# Start of Data for processing

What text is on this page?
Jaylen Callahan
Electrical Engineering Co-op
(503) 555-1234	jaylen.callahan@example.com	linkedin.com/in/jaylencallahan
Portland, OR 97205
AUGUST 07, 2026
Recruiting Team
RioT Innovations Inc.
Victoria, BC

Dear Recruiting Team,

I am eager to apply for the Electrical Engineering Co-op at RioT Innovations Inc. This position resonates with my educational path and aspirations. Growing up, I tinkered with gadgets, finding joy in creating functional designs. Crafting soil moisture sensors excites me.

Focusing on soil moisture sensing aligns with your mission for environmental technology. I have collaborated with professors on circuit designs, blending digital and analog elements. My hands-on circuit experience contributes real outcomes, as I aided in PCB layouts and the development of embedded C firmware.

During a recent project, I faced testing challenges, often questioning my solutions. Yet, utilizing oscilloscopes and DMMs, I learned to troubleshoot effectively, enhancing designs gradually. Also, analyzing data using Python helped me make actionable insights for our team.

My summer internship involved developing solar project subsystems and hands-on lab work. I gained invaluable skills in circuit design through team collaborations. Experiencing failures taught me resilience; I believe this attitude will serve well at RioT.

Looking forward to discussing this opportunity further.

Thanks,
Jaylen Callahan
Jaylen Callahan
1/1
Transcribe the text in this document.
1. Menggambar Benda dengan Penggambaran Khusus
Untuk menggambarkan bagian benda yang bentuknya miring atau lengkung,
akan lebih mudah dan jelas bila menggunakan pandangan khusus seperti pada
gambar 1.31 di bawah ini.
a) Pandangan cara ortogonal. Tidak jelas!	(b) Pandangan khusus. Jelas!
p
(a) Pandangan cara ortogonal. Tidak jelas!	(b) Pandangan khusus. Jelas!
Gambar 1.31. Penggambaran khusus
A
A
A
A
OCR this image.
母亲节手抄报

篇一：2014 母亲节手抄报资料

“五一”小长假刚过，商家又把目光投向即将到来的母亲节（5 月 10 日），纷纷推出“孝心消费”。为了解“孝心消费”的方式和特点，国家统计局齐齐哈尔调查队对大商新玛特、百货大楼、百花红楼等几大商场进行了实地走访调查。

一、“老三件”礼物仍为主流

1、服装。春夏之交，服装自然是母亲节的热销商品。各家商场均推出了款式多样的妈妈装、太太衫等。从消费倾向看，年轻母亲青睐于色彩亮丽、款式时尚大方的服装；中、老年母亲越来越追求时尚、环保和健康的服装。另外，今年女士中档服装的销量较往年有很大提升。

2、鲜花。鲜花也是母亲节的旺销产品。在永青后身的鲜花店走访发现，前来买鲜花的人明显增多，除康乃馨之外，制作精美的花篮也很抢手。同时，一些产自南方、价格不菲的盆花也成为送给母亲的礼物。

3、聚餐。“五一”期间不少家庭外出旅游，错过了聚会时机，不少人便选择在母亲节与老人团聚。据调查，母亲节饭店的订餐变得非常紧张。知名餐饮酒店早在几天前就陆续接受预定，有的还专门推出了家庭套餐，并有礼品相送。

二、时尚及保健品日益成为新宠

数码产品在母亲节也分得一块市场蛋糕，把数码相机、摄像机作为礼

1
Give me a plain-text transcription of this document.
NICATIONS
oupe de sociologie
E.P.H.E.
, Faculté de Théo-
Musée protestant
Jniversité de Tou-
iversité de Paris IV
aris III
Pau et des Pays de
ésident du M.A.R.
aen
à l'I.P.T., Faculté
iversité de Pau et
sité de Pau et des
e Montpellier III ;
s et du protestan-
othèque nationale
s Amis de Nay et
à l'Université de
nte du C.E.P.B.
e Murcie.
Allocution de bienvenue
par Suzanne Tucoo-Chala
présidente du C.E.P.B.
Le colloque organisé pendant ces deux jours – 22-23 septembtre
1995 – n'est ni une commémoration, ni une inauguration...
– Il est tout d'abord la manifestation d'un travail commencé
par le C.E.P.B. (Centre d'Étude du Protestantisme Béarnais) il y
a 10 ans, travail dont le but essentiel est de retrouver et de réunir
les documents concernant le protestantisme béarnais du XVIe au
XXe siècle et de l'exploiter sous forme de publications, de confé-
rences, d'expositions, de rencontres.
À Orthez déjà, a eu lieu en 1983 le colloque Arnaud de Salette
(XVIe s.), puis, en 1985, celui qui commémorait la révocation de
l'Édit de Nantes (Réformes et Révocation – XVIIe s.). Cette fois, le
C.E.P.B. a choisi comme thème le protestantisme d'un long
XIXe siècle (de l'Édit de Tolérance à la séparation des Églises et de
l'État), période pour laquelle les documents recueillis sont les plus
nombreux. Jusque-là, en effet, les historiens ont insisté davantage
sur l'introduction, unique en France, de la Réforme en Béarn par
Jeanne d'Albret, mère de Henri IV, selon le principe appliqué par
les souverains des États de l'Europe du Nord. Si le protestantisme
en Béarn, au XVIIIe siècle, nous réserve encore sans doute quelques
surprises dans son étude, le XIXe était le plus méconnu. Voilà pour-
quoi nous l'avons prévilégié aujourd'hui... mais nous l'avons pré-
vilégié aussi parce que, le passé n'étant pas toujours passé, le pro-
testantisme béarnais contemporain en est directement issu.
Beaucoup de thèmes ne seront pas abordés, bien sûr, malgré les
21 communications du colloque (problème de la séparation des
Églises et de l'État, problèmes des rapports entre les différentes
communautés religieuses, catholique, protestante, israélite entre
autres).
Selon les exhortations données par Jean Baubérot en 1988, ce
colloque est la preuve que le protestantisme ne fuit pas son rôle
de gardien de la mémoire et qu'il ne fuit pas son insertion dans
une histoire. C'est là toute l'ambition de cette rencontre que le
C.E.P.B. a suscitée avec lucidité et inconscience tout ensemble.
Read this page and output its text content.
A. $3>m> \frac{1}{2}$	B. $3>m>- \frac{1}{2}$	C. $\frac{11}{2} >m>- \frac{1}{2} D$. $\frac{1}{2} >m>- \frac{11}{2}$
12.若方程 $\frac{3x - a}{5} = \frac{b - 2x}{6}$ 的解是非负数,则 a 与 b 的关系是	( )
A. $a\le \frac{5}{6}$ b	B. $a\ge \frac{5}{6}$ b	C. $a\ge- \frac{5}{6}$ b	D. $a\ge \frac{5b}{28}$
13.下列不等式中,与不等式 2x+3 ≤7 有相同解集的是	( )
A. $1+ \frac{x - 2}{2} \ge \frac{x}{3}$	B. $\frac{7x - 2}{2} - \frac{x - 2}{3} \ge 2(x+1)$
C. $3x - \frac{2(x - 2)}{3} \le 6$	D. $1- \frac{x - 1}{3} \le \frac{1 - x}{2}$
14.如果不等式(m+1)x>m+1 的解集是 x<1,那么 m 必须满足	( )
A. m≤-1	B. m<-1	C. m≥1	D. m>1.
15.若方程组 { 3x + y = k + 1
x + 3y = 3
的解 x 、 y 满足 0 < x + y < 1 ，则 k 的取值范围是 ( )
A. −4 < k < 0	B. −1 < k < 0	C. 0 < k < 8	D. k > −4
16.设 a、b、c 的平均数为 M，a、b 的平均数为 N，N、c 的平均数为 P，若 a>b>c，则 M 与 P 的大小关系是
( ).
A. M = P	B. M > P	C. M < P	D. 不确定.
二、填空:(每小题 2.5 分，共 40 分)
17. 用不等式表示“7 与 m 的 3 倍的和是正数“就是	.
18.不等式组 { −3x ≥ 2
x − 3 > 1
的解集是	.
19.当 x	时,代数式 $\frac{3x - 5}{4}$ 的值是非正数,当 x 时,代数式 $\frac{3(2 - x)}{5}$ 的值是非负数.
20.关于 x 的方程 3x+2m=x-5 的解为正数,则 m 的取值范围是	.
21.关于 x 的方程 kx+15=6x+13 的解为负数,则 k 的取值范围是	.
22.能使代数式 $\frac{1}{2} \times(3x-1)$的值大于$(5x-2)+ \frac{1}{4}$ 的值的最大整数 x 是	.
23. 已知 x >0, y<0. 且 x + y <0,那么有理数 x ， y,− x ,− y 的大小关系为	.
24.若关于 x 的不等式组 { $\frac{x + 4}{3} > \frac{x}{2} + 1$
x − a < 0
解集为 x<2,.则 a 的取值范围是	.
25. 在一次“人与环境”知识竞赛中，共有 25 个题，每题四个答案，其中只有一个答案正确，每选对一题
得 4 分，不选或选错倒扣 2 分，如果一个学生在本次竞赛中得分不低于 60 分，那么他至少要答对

# End of Data for processing

Scan the data above and copy every line with "séparation" in it.

Task result —
XIXe siècle (de l'Édit de Tolérance à la séparation des Églises et de
21 communications du colloque (problème de la séparation des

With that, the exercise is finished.